►

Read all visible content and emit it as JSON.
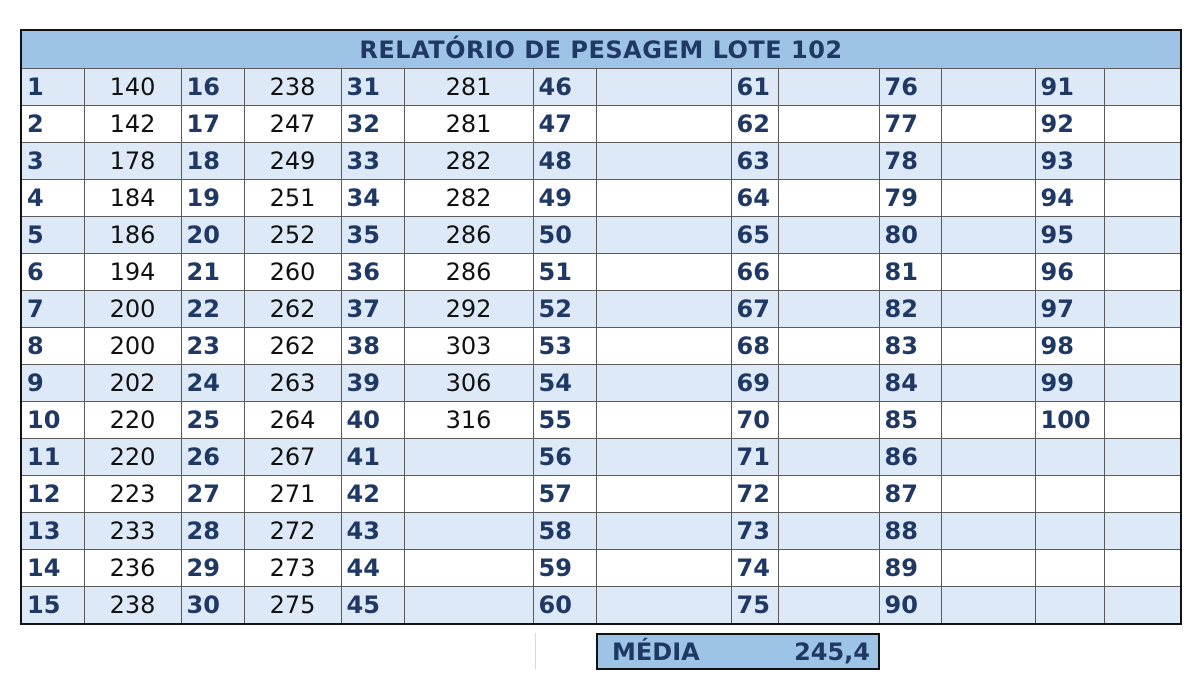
{
  "title": "RELATÓRIO DE PESAGEM LOTE 102",
  "rows": [
    {
      "ids": [
        "1",
        "16",
        "31",
        "46",
        "61",
        "76",
        "91"
      ],
      "vals": [
        "140",
        "238",
        "281",
        "",
        "",
        "",
        ""
      ]
    },
    {
      "ids": [
        "2",
        "17",
        "32",
        "47",
        "62",
        "77",
        "92"
      ],
      "vals": [
        "142",
        "247",
        "281",
        "",
        "",
        "",
        ""
      ]
    },
    {
      "ids": [
        "3",
        "18",
        "33",
        "48",
        "63",
        "78",
        "93"
      ],
      "vals": [
        "178",
        "249",
        "282",
        "",
        "",
        "",
        ""
      ]
    },
    {
      "ids": [
        "4",
        "19",
        "34",
        "49",
        "64",
        "79",
        "94"
      ],
      "vals": [
        "184",
        "251",
        "282",
        "",
        "",
        "",
        ""
      ]
    },
    {
      "ids": [
        "5",
        "20",
        "35",
        "50",
        "65",
        "80",
        "95"
      ],
      "vals": [
        "186",
        "252",
        "286",
        "",
        "",
        "",
        ""
      ]
    },
    {
      "ids": [
        "6",
        "21",
        "36",
        "51",
        "66",
        "81",
        "96"
      ],
      "vals": [
        "194",
        "260",
        "286",
        "",
        "",
        "",
        ""
      ]
    },
    {
      "ids": [
        "7",
        "22",
        "37",
        "52",
        "67",
        "82",
        "97"
      ],
      "vals": [
        "200",
        "262",
        "292",
        "",
        "",
        "",
        ""
      ]
    },
    {
      "ids": [
        "8",
        "23",
        "38",
        "53",
        "68",
        "83",
        "98"
      ],
      "vals": [
        "200",
        "262",
        "303",
        "",
        "",
        "",
        ""
      ]
    },
    {
      "ids": [
        "9",
        "24",
        "39",
        "54",
        "69",
        "84",
        "99"
      ],
      "vals": [
        "202",
        "263",
        "306",
        "",
        "",
        "",
        ""
      ]
    },
    {
      "ids": [
        "10",
        "25",
        "40",
        "55",
        "70",
        "85",
        "100"
      ],
      "vals": [
        "220",
        "264",
        "316",
        "",
        "",
        "",
        ""
      ]
    },
    {
      "ids": [
        "11",
        "26",
        "41",
        "56",
        "71",
        "86",
        ""
      ],
      "vals": [
        "220",
        "267",
        "",
        "",
        "",
        "",
        ""
      ]
    },
    {
      "ids": [
        "12",
        "27",
        "42",
        "57",
        "72",
        "87",
        ""
      ],
      "vals": [
        "223",
        "271",
        "",
        "",
        "",
        "",
        ""
      ]
    },
    {
      "ids": [
        "13",
        "28",
        "43",
        "58",
        "73",
        "88",
        ""
      ],
      "vals": [
        "233",
        "272",
        "",
        "",
        "",
        "",
        ""
      ]
    },
    {
      "ids": [
        "14",
        "29",
        "44",
        "59",
        "74",
        "89",
        ""
      ],
      "vals": [
        "236",
        "273",
        "",
        "",
        "",
        "",
        ""
      ]
    },
    {
      "ids": [
        "15",
        "30",
        "45",
        "60",
        "75",
        "90",
        ""
      ],
      "vals": [
        "238",
        "275",
        "",
        "",
        "",
        "",
        ""
      ]
    }
  ],
  "footer": {
    "label": "MÉDIA",
    "value": "245,4"
  }
}
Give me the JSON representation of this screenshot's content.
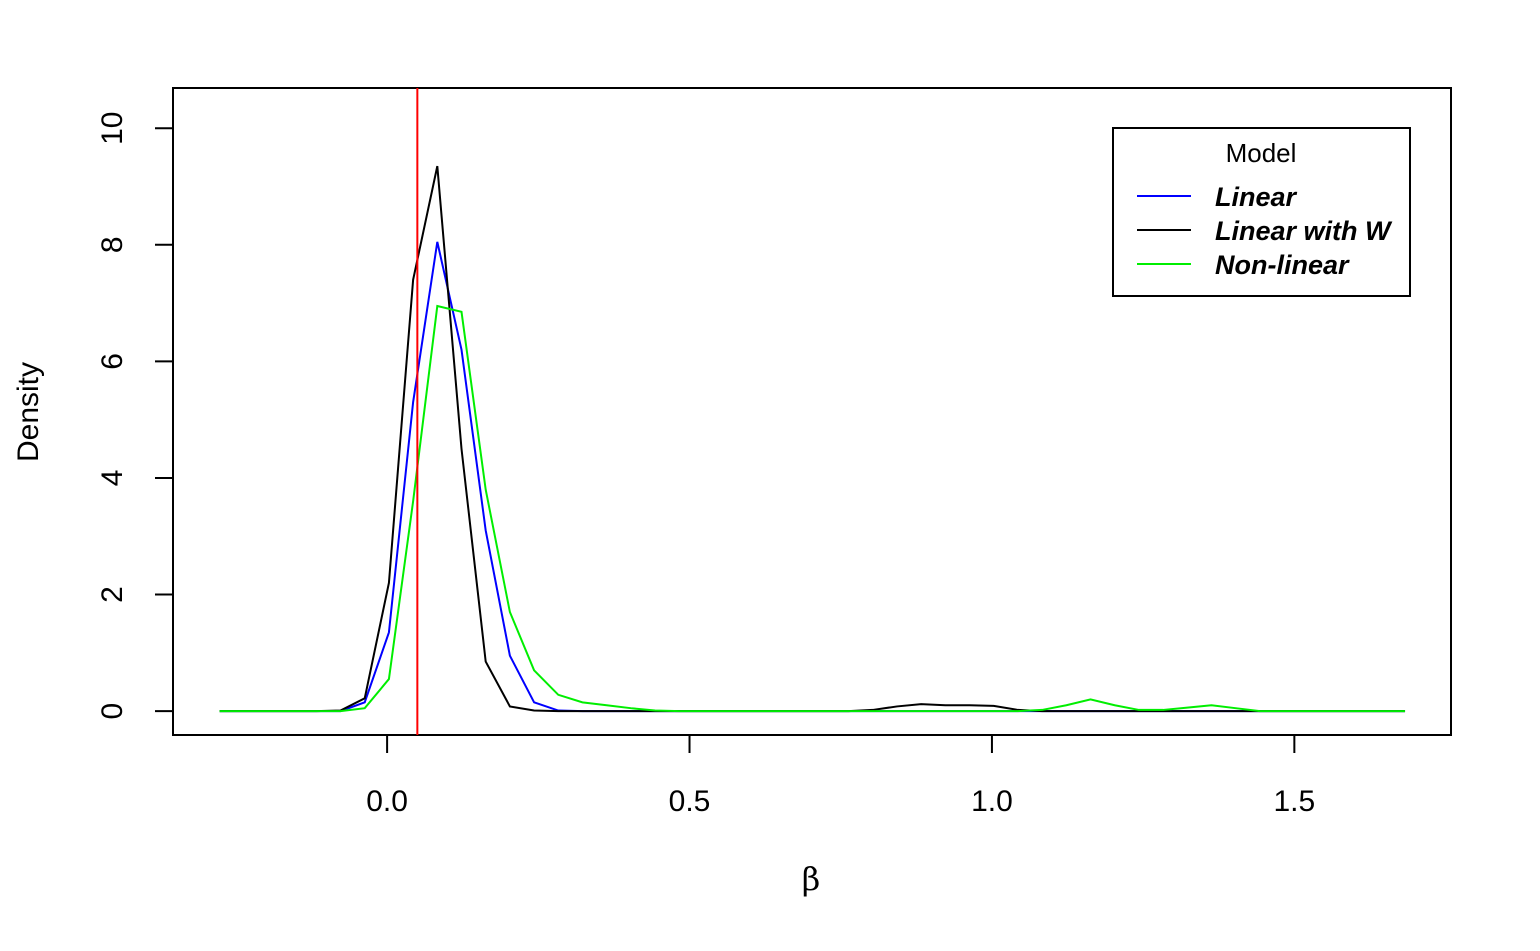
{
  "chart_data": {
    "type": "line",
    "x_label": "β",
    "y_label": "Density",
    "x": [
      -0.277,
      -0.237,
      -0.197,
      -0.157,
      -0.117,
      -0.077,
      -0.037,
      0.003,
      0.043,
      0.083,
      0.123,
      0.163,
      0.203,
      0.243,
      0.283,
      0.323,
      0.363,
      0.403,
      0.443,
      0.483,
      0.523,
      0.563,
      0.603,
      0.643,
      0.683,
      0.723,
      0.763,
      0.803,
      0.843,
      0.883,
      0.923,
      0.963,
      1.003,
      1.043,
      1.083,
      1.123,
      1.163,
      1.203,
      1.243,
      1.283,
      1.323,
      1.363,
      1.403,
      1.443,
      1.483,
      1.523,
      1.563,
      1.603,
      1.643,
      1.683
    ],
    "series": [
      {
        "name": "Linear",
        "color": "#0000ff",
        "values": [
          0,
          0,
          0,
          0,
          0,
          0,
          0.15,
          1.35,
          5.3,
          8.05,
          6.2,
          3.1,
          0.95,
          0.15,
          0.01,
          0,
          0,
          0,
          0,
          0,
          0,
          0,
          0,
          0,
          0,
          0,
          0,
          0,
          0,
          0,
          0,
          0,
          0,
          0,
          0,
          0,
          0,
          0,
          0,
          0,
          0,
          0,
          0,
          0,
          0,
          0,
          0,
          0,
          0,
          0
        ]
      },
      {
        "name": "Linear with W",
        "color": "#000000",
        "values": [
          0,
          0,
          0,
          0,
          0,
          0.01,
          0.22,
          2.2,
          7.4,
          9.35,
          4.5,
          0.85,
          0.08,
          0.01,
          0,
          0,
          0,
          0,
          0,
          0,
          0,
          0,
          0,
          0,
          0,
          0,
          0,
          0.02,
          0.08,
          0.12,
          0.1,
          0.1,
          0.09,
          0.02,
          0,
          0,
          0,
          0,
          0,
          0,
          0,
          0,
          0,
          0,
          0,
          0,
          0,
          0,
          0,
          0
        ]
      },
      {
        "name": "Non-linear",
        "color": "#00ee00",
        "values": [
          0,
          0,
          0,
          0,
          0,
          0,
          0.05,
          0.55,
          3.6,
          6.95,
          6.85,
          3.8,
          1.7,
          0.7,
          0.28,
          0.15,
          0.1,
          0.05,
          0.01,
          0,
          0,
          0,
          0,
          0,
          0,
          0,
          0,
          0,
          0,
          0,
          0,
          0,
          0,
          0,
          0.02,
          0.1,
          0.2,
          0.1,
          0.02,
          0.02,
          0.06,
          0.1,
          0.05,
          0,
          0,
          0,
          0,
          0,
          0,
          0
        ]
      }
    ],
    "reference_line": {
      "x": 0.05,
      "color": "#ff0000"
    },
    "legend_title": "Model",
    "legend_position": "top-right",
    "xlim": [
      -0.354,
      1.759
    ],
    "ylim": [
      -0.41,
      10.69
    ],
    "xticks": [
      {
        "value": 0,
        "label": "0.0"
      },
      {
        "value": 0.5,
        "label": "0.5"
      },
      {
        "value": 1,
        "label": "1.0"
      },
      {
        "value": 1.5,
        "label": "1.5"
      }
    ],
    "yticks": [
      0,
      2,
      4,
      6,
      8,
      10
    ]
  }
}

◄

CHALLENGE: Set down the lines of the records above exactly, apart from the pictures.

WORKED SOLUTION:
Read all visible content and emit it as JSON.
{
  "title": "RELATÓRIO DE PESAGEM LOTE 102",
  "rows": [
    {
      "ids": [
        "1",
        "16",
        "31",
        "46",
        "61",
        "76",
        "91"
      ],
      "vals": [
        "140",
        "238",
        "281",
        "",
        "",
        "",
        ""
      ]
    },
    {
      "ids": [
        "2",
        "17",
        "32",
        "47",
        "62",
        "77",
        "92"
      ],
      "vals": [
        "142",
        "247",
        "281",
        "",
        "",
        "",
        ""
      ]
    },
    {
      "ids": [
        "3",
        "18",
        "33",
        "48",
        "63",
        "78",
        "93"
      ],
      "vals": [
        "178",
        "249",
        "282",
        "",
        "",
        "",
        ""
      ]
    },
    {
      "ids": [
        "4",
        "19",
        "34",
        "49",
        "64",
        "79",
        "94"
      ],
      "vals": [
        "184",
        "251",
        "282",
        "",
        "",
        "",
        ""
      ]
    },
    {
      "ids": [
        "5",
        "20",
        "35",
        "50",
        "65",
        "80",
        "95"
      ],
      "vals": [
        "186",
        "252",
        "286",
        "",
        "",
        "",
        ""
      ]
    },
    {
      "ids": [
        "6",
        "21",
        "36",
        "51",
        "66",
        "81",
        "96"
      ],
      "vals": [
        "194",
        "260",
        "286",
        "",
        "",
        "",
        ""
      ]
    },
    {
      "ids": [
        "7",
        "22",
        "37",
        "52",
        "67",
        "82",
        "97"
      ],
      "vals": [
        "200",
        "262",
        "292",
        "",
        "",
        "",
        ""
      ]
    },
    {
      "ids": [
        "8",
        "23",
        "38",
        "53",
        "68",
        "83",
        "98"
      ],
      "vals": [
        "200",
        "262",
        "303",
        "",
        "",
        "",
        ""
      ]
    },
    {
      "ids": [
        "9",
        "24",
        "39",
        "54",
        "69",
        "84",
        "99"
      ],
      "vals": [
        "202",
        "263",
        "306",
        "",
        "",
        "",
        ""
      ]
    },
    {
      "ids": [
        "10",
        "25",
        "40",
        "55",
        "70",
        "85",
        "100"
      ],
      "vals": [
        "220",
        "264",
        "316",
        "",
        "",
        "",
        ""
      ]
    },
    {
      "ids": [
        "11",
        "26",
        "41",
        "56",
        "71",
        "86",
        ""
      ],
      "vals": [
        "220",
        "267",
        "",
        "",
        "",
        "",
        ""
      ]
    },
    {
      "ids": [
        "12",
        "27",
        "42",
        "57",
        "72",
        "87",
        ""
      ],
      "vals": [
        "223",
        "271",
        "",
        "",
        "",
        "",
        ""
      ]
    },
    {
      "ids": [
        "13",
        "28",
        "43",
        "58",
        "73",
        "88",
        ""
      ],
      "vals": [
        "233",
        "272",
        "",
        "",
        "",
        "",
        ""
      ]
    },
    {
      "ids": [
        "14",
        "29",
        "44",
        "59",
        "74",
        "89",
        ""
      ],
      "vals": [
        "236",
        "273",
        "",
        "",
        "",
        "",
        ""
      ]
    },
    {
      "ids": [
        "15",
        "30",
        "45",
        "60",
        "75",
        "90",
        ""
      ],
      "vals": [
        "238",
        "275",
        "",
        "",
        "",
        "",
        ""
      ]
    }
  ],
  "footer": {
    "label": "MÉDIA",
    "value": "245,4"
  }
}
Give me the JSON representation of this screenshot's content.
{
  "chart_data": {
    "type": "line",
    "x_label": "β",
    "y_label": "Density",
    "x": [
      -0.277,
      -0.237,
      -0.197,
      -0.157,
      -0.117,
      -0.077,
      -0.037,
      0.003,
      0.043,
      0.083,
      0.123,
      0.163,
      0.203,
      0.243,
      0.283,
      0.323,
      0.363,
      0.403,
      0.443,
      0.483,
      0.523,
      0.563,
      0.603,
      0.643,
      0.683,
      0.723,
      0.763,
      0.803,
      0.843,
      0.883,
      0.923,
      0.963,
      1.003,
      1.043,
      1.083,
      1.123,
      1.163,
      1.203,
      1.243,
      1.283,
      1.323,
      1.363,
      1.403,
      1.443,
      1.483,
      1.523,
      1.563,
      1.603,
      1.643,
      1.683
    ],
    "series": [
      {
        "name": "Linear",
        "color": "#0000ff",
        "values": [
          0,
          0,
          0,
          0,
          0,
          0,
          0.15,
          1.35,
          5.3,
          8.05,
          6.2,
          3.1,
          0.95,
          0.15,
          0.01,
          0,
          0,
          0,
          0,
          0,
          0,
          0,
          0,
          0,
          0,
          0,
          0,
          0,
          0,
          0,
          0,
          0,
          0,
          0,
          0,
          0,
          0,
          0,
          0,
          0,
          0,
          0,
          0,
          0,
          0,
          0,
          0,
          0,
          0,
          0
        ]
      },
      {
        "name": "Linear with W",
        "color": "#000000",
        "values": [
          0,
          0,
          0,
          0,
          0,
          0.01,
          0.22,
          2.2,
          7.4,
          9.35,
          4.5,
          0.85,
          0.08,
          0.01,
          0,
          0,
          0,
          0,
          0,
          0,
          0,
          0,
          0,
          0,
          0,
          0,
          0,
          0.02,
          0.08,
          0.12,
          0.1,
          0.1,
          0.09,
          0.02,
          0,
          0,
          0,
          0,
          0,
          0,
          0,
          0,
          0,
          0,
          0,
          0,
          0,
          0,
          0,
          0
        ]
      },
      {
        "name": "Non-linear",
        "color": "#00ee00",
        "values": [
          0,
          0,
          0,
          0,
          0,
          0,
          0.05,
          0.55,
          3.6,
          6.95,
          6.85,
          3.8,
          1.7,
          0.7,
          0.28,
          0.15,
          0.1,
          0.05,
          0.01,
          0,
          0,
          0,
          0,
          0,
          0,
          0,
          0,
          0,
          0,
          0,
          0,
          0,
          0,
          0,
          0.02,
          0.1,
          0.2,
          0.1,
          0.02,
          0.02,
          0.06,
          0.1,
          0.05,
          0,
          0,
          0,
          0,
          0,
          0,
          0
        ]
      }
    ],
    "reference_line": {
      "x": 0.05,
      "color": "#ff0000"
    },
    "legend_title": "Model",
    "legend_position": "top-right",
    "xlim": [
      -0.354,
      1.759
    ],
    "ylim": [
      -0.41,
      10.69
    ],
    "xticks": [
      {
        "value": 0,
        "label": "0.0"
      },
      {
        "value": 0.5,
        "label": "0.5"
      },
      {
        "value": 1,
        "label": "1.0"
      },
      {
        "value": 1.5,
        "label": "1.5"
      }
    ],
    "yticks": [
      0,
      2,
      4,
      6,
      8,
      10
    ]
  }
}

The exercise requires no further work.